>> Start

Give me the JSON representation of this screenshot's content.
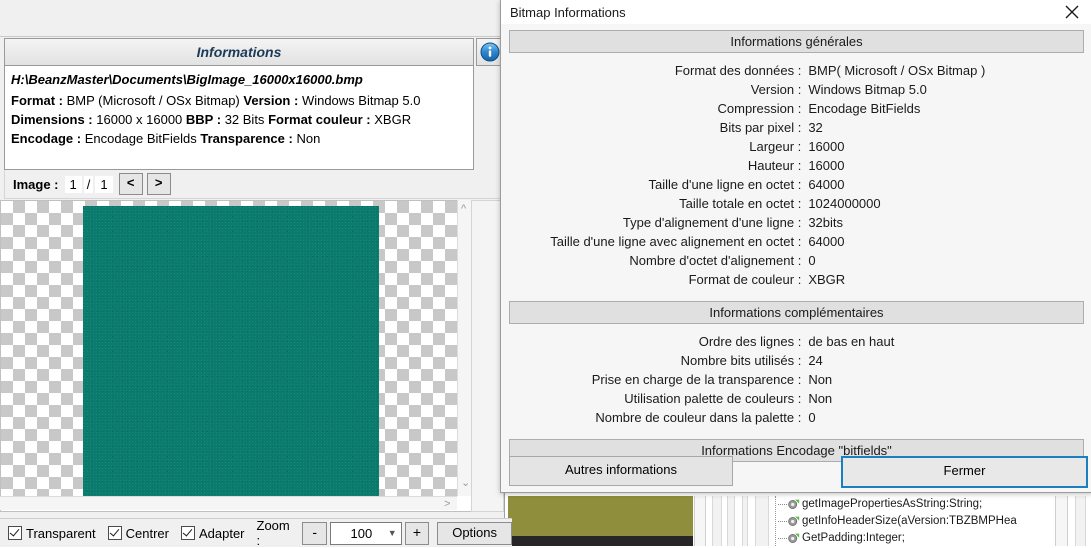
{
  "background": {
    "code_tree": [
      "getImagePropertiesAsString:String;",
      "getInfoHeaderSize(aVersion:TBZBMPHea",
      "GetPadding:Integer;"
    ]
  },
  "main_window": {
    "info_panel": {
      "title": "Informations",
      "file_path": "H:\\BeanzMaster\\Documents\\BigImage_16000x16000.bmp",
      "lines": [
        [
          {
            "k": "Format :",
            "v": "BMP (Microsoft / OSx Bitmap)"
          },
          {
            "k": "Version :",
            "v": "Windows Bitmap 5.0"
          }
        ],
        [
          {
            "k": "Dimensions :",
            "v": "16000 x 16000"
          },
          {
            "k": "BBP :",
            "v": "32 Bits"
          },
          {
            "k": "Format couleur :",
            "v": "XBGR"
          }
        ],
        [
          {
            "k": "Encodage :",
            "v": "Encodage BitFields"
          },
          {
            "k": "Transparence :",
            "v": "Non"
          }
        ]
      ]
    },
    "image_nav": {
      "label": "Image :",
      "current": "1",
      "separator": "/",
      "total": "1",
      "prev": "<",
      "next": ">"
    },
    "bottom_bar": {
      "transparent_label": "Transparent",
      "center_label": "Centrer",
      "adapt_label": "Adapter",
      "zoom_label": "Zoom :",
      "zoom_minus": "-",
      "zoom_value": "100",
      "zoom_plus": "+",
      "options_label": "Options"
    },
    "preview": {
      "image_color": "#0c7a6c"
    }
  },
  "dialog": {
    "title": "Bitmap Informations",
    "close_icon": "close-icon",
    "sections": [
      {
        "heading": "Informations générales",
        "rows": [
          {
            "key": "Format des données :",
            "value": "BMP( Microsoft / OSx Bitmap )"
          },
          {
            "key": "Version :",
            "value": "Windows Bitmap 5.0"
          },
          {
            "key": "Compression :",
            "value": "Encodage BitFields"
          },
          {
            "key": "Bits par pixel :",
            "value": "32"
          },
          {
            "key": "Largeur :",
            "value": "16000"
          },
          {
            "key": "Hauteur :",
            "value": "16000"
          },
          {
            "key": "Taille d'une ligne en octet :",
            "value": "64000"
          },
          {
            "key": "Taille totale en octet :",
            "value": "1024000000"
          },
          {
            "key": "Type d'alignement d'une ligne :",
            "value": "32bits"
          },
          {
            "key": "Taille d'une ligne avec alignement en octet :",
            "value": "64000"
          },
          {
            "key": "Nombre d'octet d'alignement :",
            "value": "0"
          },
          {
            "key": "Format de couleur :",
            "value": "XBGR"
          }
        ]
      },
      {
        "heading": "Informations complémentaires",
        "rows": [
          {
            "key": "Ordre des lignes :",
            "value": "de bas en haut"
          },
          {
            "key": "Nombre bits utilisés :",
            "value": "24"
          },
          {
            "key": "Prise en charge de la transparence :",
            "value": "Non"
          },
          {
            "key": "Utilisation palette de couleurs :",
            "value": "Non"
          },
          {
            "key": "Nombre de couleur dans la palette :",
            "value": "0"
          }
        ]
      },
      {
        "heading": "Informations Encodage \"bitfields\"",
        "rows": []
      }
    ],
    "buttons": {
      "other_info": "Autres informations",
      "close": "Fermer"
    },
    "accent_color": "#1a7fc1"
  }
}
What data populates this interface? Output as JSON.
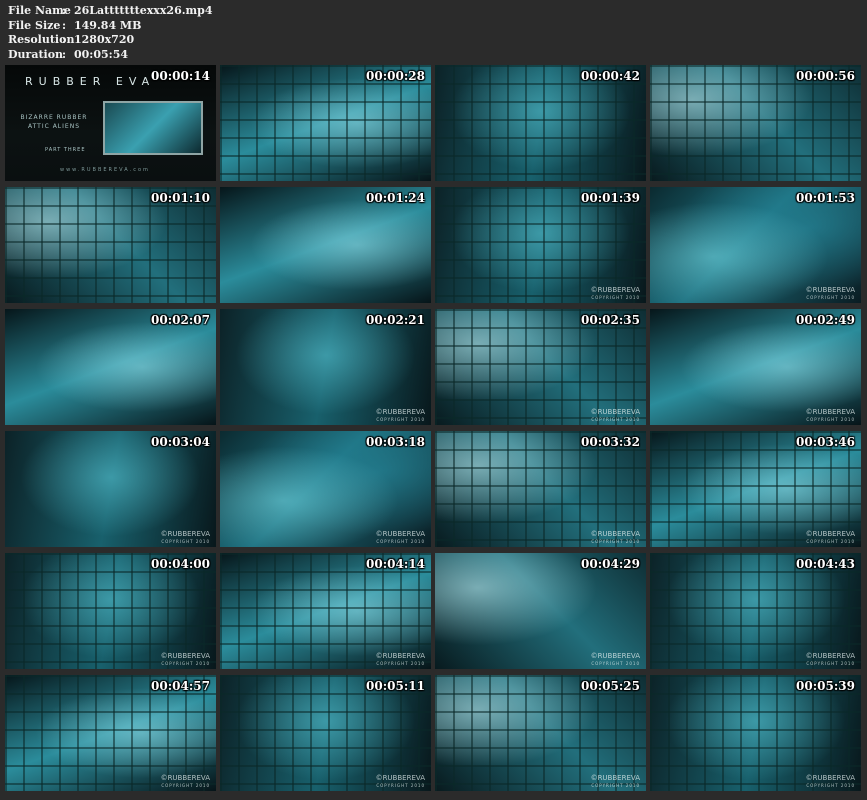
{
  "file_info": {
    "file_name_label": "File Name",
    "file_name": "26Latttttttexxx26.mp4",
    "file_size_label": "File Size",
    "file_size": "149.84 MB",
    "resolution_label": "Resolution",
    "resolution": "1280x720",
    "duration_label": "Duration",
    "duration": "00:05:54",
    "separator": ":"
  },
  "title_card": {
    "logo": "RUBBER EVA",
    "subtitle_1": "BIZARRE RUBBER",
    "subtitle_2": "ATTIC ALIENS",
    "part": "PART THREE",
    "url": "www.RUBBEREVA.com"
  },
  "watermark": {
    "brand": "©RUBBEREVA",
    "copyright": "COPYRIGHT 2010"
  },
  "thumbnails": [
    {
      "timestamp": "00:00:14"
    },
    {
      "timestamp": "00:00:28"
    },
    {
      "timestamp": "00:00:42"
    },
    {
      "timestamp": "00:00:56"
    },
    {
      "timestamp": "00:01:10"
    },
    {
      "timestamp": "00:01:24"
    },
    {
      "timestamp": "00:01:39"
    },
    {
      "timestamp": "00:01:53"
    },
    {
      "timestamp": "00:02:07"
    },
    {
      "timestamp": "00:02:21"
    },
    {
      "timestamp": "00:02:35"
    },
    {
      "timestamp": "00:02:49"
    },
    {
      "timestamp": "00:03:04"
    },
    {
      "timestamp": "00:03:18"
    },
    {
      "timestamp": "00:03:32"
    },
    {
      "timestamp": "00:03:46"
    },
    {
      "timestamp": "00:04:00"
    },
    {
      "timestamp": "00:04:14"
    },
    {
      "timestamp": "00:04:29"
    },
    {
      "timestamp": "00:04:43"
    },
    {
      "timestamp": "00:04:57"
    },
    {
      "timestamp": "00:05:11"
    },
    {
      "timestamp": "00:05:25"
    },
    {
      "timestamp": "00:05:39"
    }
  ],
  "colors": {
    "background": "#2b2b2b",
    "header_text": "#f2f2f2",
    "timestamp_text": "#ffffff",
    "tint": "#1d6f7e"
  }
}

>> End

- **Work to do**:
Every line of text is to be repeated exactly; pictures are left out.

- **Finished task**:
Give me the JSON representation of this screenshot's content.
{
  "background": {
    "code_tree": [
      "getImagePropertiesAsString:String;",
      "getInfoHeaderSize(aVersion:TBZBMPHea",
      "GetPadding:Integer;"
    ]
  },
  "main_window": {
    "info_panel": {
      "title": "Informations",
      "file_path": "H:\\BeanzMaster\\Documents\\BigImage_16000x16000.bmp",
      "lines": [
        [
          {
            "k": "Format :",
            "v": "BMP (Microsoft / OSx Bitmap)"
          },
          {
            "k": "Version :",
            "v": "Windows Bitmap 5.0"
          }
        ],
        [
          {
            "k": "Dimensions :",
            "v": "16000 x 16000"
          },
          {
            "k": "BBP :",
            "v": "32 Bits"
          },
          {
            "k": "Format couleur :",
            "v": "XBGR"
          }
        ],
        [
          {
            "k": "Encodage :",
            "v": "Encodage BitFields"
          },
          {
            "k": "Transparence :",
            "v": "Non"
          }
        ]
      ]
    },
    "image_nav": {
      "label": "Image :",
      "current": "1",
      "separator": "/",
      "total": "1",
      "prev": "<",
      "next": ">"
    },
    "bottom_bar": {
      "transparent_label": "Transparent",
      "center_label": "Centrer",
      "adapt_label": "Adapter",
      "zoom_label": "Zoom :",
      "zoom_minus": "-",
      "zoom_value": "100",
      "zoom_plus": "+",
      "options_label": "Options"
    },
    "preview": {
      "image_color": "#0c7a6c"
    }
  },
  "dialog": {
    "title": "Bitmap Informations",
    "close_icon": "close-icon",
    "sections": [
      {
        "heading": "Informations générales",
        "rows": [
          {
            "key": "Format des données :",
            "value": "BMP( Microsoft / OSx Bitmap )"
          },
          {
            "key": "Version :",
            "value": "Windows Bitmap 5.0"
          },
          {
            "key": "Compression :",
            "value": "Encodage BitFields"
          },
          {
            "key": "Bits par pixel :",
            "value": "32"
          },
          {
            "key": "Largeur :",
            "value": "16000"
          },
          {
            "key": "Hauteur :",
            "value": "16000"
          },
          {
            "key": "Taille d'une ligne en octet :",
            "value": "64000"
          },
          {
            "key": "Taille totale en octet :",
            "value": "1024000000"
          },
          {
            "key": "Type d'alignement d'une ligne :",
            "value": "32bits"
          },
          {
            "key": "Taille d'une ligne avec alignement en octet :",
            "value": "64000"
          },
          {
            "key": "Nombre d'octet d'alignement :",
            "value": "0"
          },
          {
            "key": "Format de couleur :",
            "value": "XBGR"
          }
        ]
      },
      {
        "heading": "Informations complémentaires",
        "rows": [
          {
            "key": "Ordre des lignes :",
            "value": "de bas en haut"
          },
          {
            "key": "Nombre bits utilisés :",
            "value": "24"
          },
          {
            "key": "Prise en charge de la transparence :",
            "value": "Non"
          },
          {
            "key": "Utilisation palette de couleurs :",
            "value": "Non"
          },
          {
            "key": "Nombre de couleur dans la palette :",
            "value": "0"
          }
        ]
      },
      {
        "heading": "Informations Encodage \"bitfields\"",
        "rows": []
      }
    ],
    "buttons": {
      "other_info": "Autres informations",
      "close": "Fermer"
    },
    "accent_color": "#1a7fc1"
  }
}
What data populates this interface? Output as JSON.
{
  "file_info": {
    "file_name_label": "File Name",
    "file_name": "26Latttttttexxx26.mp4",
    "file_size_label": "File Size",
    "file_size": "149.84 MB",
    "resolution_label": "Resolution",
    "resolution": "1280x720",
    "duration_label": "Duration",
    "duration": "00:05:54",
    "separator": ":"
  },
  "title_card": {
    "logo": "RUBBER EVA",
    "subtitle_1": "BIZARRE RUBBER",
    "subtitle_2": "ATTIC ALIENS",
    "part": "PART THREE",
    "url": "www.RUBBEREVA.com"
  },
  "watermark": {
    "brand": "©RUBBEREVA",
    "copyright": "COPYRIGHT 2010"
  },
  "thumbnails": [
    {
      "timestamp": "00:00:14"
    },
    {
      "timestamp": "00:00:28"
    },
    {
      "timestamp": "00:00:42"
    },
    {
      "timestamp": "00:00:56"
    },
    {
      "timestamp": "00:01:10"
    },
    {
      "timestamp": "00:01:24"
    },
    {
      "timestamp": "00:01:39"
    },
    {
      "timestamp": "00:01:53"
    },
    {
      "timestamp": "00:02:07"
    },
    {
      "timestamp": "00:02:21"
    },
    {
      "timestamp": "00:02:35"
    },
    {
      "timestamp": "00:02:49"
    },
    {
      "timestamp": "00:03:04"
    },
    {
      "timestamp": "00:03:18"
    },
    {
      "timestamp": "00:03:32"
    },
    {
      "timestamp": "00:03:46"
    },
    {
      "timestamp": "00:04:00"
    },
    {
      "timestamp": "00:04:14"
    },
    {
      "timestamp": "00:04:29"
    },
    {
      "timestamp": "00:04:43"
    },
    {
      "timestamp": "00:04:57"
    },
    {
      "timestamp": "00:05:11"
    },
    {
      "timestamp": "00:05:25"
    },
    {
      "timestamp": "00:05:39"
    }
  ],
  "colors": {
    "background": "#2b2b2b",
    "header_text": "#f2f2f2",
    "timestamp_text": "#ffffff",
    "tint": "#1d6f7e"
  }
}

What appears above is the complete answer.